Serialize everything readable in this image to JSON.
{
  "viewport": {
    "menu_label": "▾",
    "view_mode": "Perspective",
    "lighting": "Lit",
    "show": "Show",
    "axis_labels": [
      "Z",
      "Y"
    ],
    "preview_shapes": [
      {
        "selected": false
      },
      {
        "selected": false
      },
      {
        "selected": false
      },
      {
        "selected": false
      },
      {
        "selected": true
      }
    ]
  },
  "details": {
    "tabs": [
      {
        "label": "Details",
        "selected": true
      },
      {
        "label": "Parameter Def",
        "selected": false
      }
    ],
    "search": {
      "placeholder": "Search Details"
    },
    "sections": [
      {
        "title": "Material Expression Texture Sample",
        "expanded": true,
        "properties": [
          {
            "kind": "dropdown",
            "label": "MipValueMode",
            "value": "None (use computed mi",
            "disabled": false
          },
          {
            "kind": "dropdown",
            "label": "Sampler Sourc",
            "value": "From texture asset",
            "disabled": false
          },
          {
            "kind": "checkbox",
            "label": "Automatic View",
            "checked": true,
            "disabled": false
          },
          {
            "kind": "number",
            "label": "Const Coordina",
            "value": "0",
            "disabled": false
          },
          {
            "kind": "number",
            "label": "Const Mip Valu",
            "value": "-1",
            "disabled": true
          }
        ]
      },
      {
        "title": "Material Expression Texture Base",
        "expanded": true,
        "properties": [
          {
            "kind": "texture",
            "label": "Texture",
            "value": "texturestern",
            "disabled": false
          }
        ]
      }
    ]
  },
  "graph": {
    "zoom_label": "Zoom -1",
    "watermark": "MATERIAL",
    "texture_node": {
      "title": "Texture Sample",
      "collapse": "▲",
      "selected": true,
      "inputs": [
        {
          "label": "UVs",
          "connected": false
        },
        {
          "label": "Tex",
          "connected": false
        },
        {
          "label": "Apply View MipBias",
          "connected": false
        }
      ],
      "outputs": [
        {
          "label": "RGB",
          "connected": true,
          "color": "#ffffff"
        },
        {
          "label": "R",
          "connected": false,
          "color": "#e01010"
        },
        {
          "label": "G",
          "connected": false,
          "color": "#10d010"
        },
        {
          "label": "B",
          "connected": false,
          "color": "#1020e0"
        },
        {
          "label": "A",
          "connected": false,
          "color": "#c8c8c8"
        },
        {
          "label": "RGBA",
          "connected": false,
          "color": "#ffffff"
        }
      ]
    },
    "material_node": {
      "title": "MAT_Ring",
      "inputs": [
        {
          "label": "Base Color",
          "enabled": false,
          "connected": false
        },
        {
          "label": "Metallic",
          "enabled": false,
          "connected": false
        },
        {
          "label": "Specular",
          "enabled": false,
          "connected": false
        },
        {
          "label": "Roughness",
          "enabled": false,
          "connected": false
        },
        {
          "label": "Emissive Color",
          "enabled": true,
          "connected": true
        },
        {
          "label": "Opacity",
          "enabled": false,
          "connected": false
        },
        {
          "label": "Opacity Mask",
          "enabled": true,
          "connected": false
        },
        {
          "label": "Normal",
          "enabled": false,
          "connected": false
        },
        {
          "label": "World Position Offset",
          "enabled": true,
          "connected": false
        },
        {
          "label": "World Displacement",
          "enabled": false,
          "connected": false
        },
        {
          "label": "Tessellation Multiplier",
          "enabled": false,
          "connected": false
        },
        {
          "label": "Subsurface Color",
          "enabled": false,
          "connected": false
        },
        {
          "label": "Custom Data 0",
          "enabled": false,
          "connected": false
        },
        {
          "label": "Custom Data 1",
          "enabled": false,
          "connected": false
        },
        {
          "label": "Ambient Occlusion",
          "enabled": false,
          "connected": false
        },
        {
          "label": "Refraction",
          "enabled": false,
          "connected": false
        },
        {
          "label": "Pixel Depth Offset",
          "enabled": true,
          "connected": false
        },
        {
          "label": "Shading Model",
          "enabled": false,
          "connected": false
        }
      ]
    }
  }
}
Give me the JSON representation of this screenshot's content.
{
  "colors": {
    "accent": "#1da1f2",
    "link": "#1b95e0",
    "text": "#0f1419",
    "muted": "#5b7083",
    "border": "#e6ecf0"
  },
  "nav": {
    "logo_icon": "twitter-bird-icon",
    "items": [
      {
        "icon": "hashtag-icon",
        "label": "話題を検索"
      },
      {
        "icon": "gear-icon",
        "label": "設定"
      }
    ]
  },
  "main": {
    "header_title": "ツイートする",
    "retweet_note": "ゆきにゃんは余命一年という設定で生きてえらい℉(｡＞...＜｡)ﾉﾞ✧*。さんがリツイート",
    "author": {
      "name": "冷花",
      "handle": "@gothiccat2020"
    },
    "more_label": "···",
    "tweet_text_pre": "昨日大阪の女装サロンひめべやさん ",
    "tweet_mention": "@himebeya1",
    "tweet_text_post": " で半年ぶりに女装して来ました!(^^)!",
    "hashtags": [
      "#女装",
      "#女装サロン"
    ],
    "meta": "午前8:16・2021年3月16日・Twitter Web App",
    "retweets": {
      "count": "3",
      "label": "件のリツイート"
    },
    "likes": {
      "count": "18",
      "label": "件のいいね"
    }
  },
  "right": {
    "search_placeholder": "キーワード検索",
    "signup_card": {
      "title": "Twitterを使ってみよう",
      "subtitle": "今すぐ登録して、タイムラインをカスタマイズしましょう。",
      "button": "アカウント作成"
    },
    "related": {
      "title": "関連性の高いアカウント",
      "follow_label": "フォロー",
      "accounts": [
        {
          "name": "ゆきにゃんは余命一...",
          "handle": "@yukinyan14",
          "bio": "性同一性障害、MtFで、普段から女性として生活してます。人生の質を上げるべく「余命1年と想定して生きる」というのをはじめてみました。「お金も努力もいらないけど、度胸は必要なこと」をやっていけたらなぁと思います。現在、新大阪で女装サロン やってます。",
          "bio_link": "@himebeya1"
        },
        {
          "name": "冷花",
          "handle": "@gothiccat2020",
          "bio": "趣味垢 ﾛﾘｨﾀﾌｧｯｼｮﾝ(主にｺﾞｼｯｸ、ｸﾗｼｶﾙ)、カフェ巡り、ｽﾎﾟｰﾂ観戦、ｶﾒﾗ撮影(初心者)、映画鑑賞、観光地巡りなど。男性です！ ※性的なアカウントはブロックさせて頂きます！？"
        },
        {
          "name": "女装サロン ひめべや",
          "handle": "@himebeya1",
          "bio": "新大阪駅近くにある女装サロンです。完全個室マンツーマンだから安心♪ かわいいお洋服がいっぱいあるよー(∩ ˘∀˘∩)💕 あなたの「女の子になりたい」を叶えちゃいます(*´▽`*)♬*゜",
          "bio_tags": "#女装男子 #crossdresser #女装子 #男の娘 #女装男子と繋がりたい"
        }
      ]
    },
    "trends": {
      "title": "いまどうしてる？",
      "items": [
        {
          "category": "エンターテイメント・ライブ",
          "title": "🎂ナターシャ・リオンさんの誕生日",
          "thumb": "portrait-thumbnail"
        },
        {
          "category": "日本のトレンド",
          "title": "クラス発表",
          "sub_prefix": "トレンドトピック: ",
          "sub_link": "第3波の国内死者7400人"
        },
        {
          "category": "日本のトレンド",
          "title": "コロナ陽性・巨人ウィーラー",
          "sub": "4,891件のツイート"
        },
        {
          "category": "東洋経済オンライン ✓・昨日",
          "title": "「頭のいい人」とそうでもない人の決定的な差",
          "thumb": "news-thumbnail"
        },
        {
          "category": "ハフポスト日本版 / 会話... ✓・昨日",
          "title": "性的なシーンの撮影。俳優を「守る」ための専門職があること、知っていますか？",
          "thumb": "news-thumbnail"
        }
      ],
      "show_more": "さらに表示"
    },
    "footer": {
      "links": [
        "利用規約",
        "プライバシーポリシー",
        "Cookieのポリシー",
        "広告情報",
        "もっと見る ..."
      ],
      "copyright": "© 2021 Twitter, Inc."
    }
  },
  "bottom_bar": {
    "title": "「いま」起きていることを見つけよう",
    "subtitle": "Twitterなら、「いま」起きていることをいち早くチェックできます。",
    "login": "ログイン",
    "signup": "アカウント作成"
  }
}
#####
**Short exercise**
Using the records above, pull out each line where the word "World" occurs.

**Written answer**
          "label": "World Position Offset",
          "label": "World Displacement",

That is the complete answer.